begin

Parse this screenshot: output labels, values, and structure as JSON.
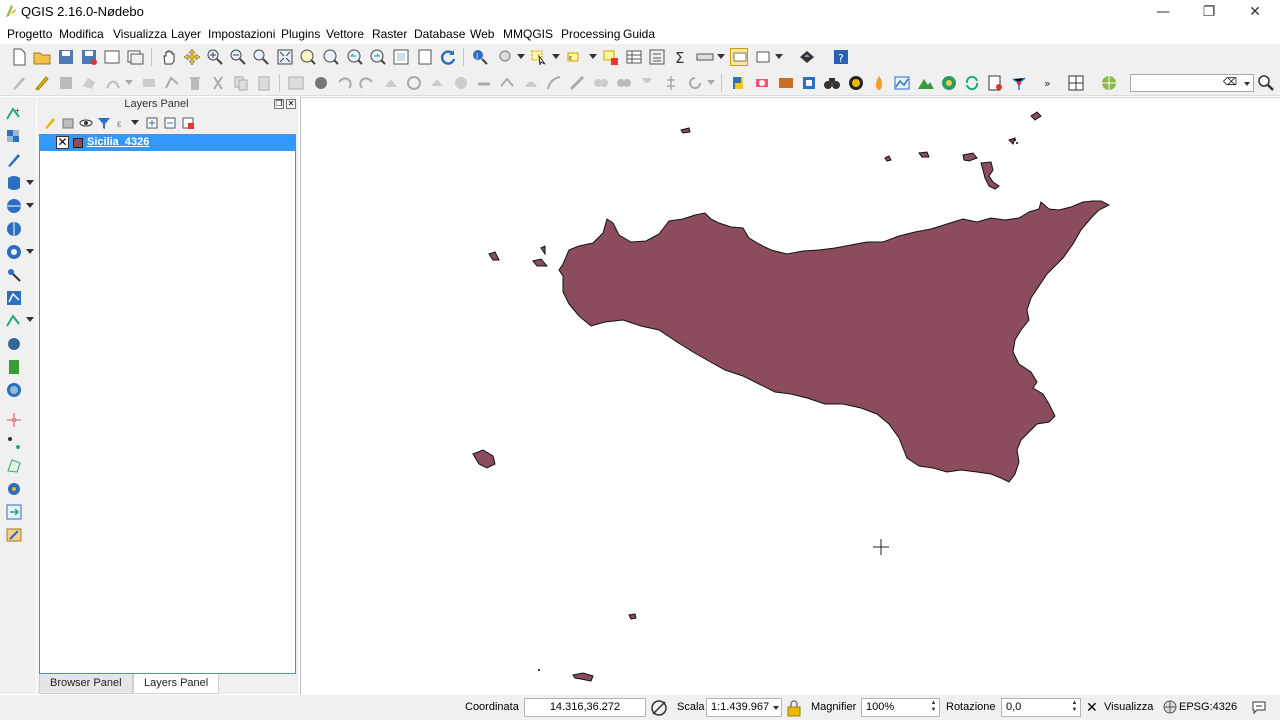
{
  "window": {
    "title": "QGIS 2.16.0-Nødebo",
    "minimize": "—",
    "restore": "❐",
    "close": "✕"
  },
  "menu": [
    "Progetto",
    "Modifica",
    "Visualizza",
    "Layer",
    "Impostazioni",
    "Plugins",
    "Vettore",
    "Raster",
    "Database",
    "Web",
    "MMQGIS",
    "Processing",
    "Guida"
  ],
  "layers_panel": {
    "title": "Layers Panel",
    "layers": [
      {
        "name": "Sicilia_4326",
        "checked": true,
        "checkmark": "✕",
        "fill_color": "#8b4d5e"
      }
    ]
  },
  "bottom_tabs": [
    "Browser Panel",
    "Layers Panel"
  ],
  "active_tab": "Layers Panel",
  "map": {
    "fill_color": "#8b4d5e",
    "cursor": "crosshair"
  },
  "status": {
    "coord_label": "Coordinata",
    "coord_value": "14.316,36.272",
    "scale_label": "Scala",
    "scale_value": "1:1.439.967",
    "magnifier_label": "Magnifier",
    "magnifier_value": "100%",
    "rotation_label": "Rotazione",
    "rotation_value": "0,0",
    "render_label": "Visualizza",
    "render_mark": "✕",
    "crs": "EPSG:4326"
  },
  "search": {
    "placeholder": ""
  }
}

end

INSTRUCTIONS TO FOLLOW - Copy the lines from the entries above in which the word "Visualizza" appears.

WORKED SOLUTION -
    "Visualizza",
    "render_label": "Visualizza",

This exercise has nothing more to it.